-- Start --

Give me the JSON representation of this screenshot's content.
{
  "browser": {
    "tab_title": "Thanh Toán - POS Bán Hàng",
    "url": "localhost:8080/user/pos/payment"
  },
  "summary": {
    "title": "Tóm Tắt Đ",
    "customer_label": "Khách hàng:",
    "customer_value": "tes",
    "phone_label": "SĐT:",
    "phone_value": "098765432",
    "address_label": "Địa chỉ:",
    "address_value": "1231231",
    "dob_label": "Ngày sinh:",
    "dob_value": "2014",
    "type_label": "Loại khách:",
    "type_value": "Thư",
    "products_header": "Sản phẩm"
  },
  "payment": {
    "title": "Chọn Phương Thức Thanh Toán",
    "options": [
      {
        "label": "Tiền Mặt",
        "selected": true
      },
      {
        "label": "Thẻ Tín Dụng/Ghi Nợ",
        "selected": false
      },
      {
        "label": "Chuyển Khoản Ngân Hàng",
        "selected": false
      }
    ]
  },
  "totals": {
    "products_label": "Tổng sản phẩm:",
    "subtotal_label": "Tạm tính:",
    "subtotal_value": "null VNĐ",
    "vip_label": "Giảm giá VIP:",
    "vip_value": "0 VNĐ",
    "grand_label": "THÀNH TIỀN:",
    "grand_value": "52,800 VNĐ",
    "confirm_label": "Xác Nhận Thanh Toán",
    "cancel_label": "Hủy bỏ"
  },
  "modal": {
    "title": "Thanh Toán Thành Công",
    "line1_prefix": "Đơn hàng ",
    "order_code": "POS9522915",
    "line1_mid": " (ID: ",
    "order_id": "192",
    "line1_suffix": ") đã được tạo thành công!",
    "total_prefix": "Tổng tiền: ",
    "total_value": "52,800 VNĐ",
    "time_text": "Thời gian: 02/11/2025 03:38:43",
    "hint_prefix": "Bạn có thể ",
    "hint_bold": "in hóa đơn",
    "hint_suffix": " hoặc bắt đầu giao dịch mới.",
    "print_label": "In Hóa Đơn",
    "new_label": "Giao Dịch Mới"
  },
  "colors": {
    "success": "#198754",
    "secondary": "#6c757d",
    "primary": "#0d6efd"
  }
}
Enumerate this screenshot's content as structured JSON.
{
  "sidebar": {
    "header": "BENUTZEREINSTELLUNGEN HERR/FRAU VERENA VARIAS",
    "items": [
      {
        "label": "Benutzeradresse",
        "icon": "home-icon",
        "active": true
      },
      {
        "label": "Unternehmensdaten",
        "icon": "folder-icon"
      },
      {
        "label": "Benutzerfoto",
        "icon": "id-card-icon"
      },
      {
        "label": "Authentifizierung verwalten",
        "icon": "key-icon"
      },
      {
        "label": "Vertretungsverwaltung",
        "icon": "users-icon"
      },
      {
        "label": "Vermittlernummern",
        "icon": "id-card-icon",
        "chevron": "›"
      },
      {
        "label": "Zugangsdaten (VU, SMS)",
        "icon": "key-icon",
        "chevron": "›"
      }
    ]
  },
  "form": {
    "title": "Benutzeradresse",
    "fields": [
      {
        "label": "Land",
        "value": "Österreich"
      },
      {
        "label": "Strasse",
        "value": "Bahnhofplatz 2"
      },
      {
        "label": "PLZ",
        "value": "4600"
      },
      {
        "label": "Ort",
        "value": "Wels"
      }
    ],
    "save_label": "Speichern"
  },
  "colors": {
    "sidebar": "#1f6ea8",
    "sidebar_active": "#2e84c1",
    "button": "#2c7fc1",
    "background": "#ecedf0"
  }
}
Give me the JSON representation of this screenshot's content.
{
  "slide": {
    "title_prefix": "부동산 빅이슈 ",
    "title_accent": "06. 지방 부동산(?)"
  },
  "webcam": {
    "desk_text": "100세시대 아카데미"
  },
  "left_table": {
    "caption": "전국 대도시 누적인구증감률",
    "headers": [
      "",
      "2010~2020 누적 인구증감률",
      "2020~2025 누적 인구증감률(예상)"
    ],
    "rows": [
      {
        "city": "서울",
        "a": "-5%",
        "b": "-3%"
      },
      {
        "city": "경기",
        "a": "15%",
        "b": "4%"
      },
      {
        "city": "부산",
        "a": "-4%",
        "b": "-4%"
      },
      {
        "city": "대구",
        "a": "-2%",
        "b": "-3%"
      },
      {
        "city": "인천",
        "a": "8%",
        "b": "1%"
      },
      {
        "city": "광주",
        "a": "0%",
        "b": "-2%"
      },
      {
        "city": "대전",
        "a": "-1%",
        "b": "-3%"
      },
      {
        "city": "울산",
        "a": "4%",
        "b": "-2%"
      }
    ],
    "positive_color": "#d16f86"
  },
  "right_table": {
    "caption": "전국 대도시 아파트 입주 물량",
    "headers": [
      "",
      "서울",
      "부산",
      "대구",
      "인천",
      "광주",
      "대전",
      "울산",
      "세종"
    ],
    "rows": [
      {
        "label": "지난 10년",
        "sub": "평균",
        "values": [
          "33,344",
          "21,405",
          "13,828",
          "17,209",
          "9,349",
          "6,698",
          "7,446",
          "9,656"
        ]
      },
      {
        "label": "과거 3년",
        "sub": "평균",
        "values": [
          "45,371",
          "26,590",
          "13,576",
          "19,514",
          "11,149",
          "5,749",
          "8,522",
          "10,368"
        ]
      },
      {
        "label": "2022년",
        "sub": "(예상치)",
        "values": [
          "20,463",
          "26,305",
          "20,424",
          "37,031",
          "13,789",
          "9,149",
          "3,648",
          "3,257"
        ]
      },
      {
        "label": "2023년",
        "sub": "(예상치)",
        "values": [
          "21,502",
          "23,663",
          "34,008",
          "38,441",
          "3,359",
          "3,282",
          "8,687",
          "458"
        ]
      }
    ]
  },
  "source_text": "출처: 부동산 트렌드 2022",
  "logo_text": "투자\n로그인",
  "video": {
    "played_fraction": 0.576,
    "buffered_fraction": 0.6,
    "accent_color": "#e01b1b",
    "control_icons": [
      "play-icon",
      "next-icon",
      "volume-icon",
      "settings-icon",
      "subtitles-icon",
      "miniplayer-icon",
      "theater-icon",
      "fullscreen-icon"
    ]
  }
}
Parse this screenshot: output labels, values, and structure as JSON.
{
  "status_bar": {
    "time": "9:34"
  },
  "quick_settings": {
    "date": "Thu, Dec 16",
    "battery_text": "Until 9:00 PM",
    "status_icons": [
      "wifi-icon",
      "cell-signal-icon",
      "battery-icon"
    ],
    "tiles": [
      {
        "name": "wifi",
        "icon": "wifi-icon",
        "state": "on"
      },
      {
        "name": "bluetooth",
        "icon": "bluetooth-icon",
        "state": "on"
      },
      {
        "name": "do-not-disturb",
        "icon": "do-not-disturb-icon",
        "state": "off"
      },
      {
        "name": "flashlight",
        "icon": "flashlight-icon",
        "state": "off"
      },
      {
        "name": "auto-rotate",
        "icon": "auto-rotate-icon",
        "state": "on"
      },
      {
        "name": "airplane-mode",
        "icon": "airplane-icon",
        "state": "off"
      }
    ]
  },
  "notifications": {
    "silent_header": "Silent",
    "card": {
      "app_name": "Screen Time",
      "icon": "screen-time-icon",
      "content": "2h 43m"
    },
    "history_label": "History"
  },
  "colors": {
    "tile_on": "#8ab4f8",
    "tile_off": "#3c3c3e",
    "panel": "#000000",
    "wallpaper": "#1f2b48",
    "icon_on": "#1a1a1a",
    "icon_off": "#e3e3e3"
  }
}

-- End --

__Goal__
From the entries above, collect every line with the string "airplane" in it.

__Reply to the exercise__
        "name": "airplane-mode",
        "icon": "airplane-icon",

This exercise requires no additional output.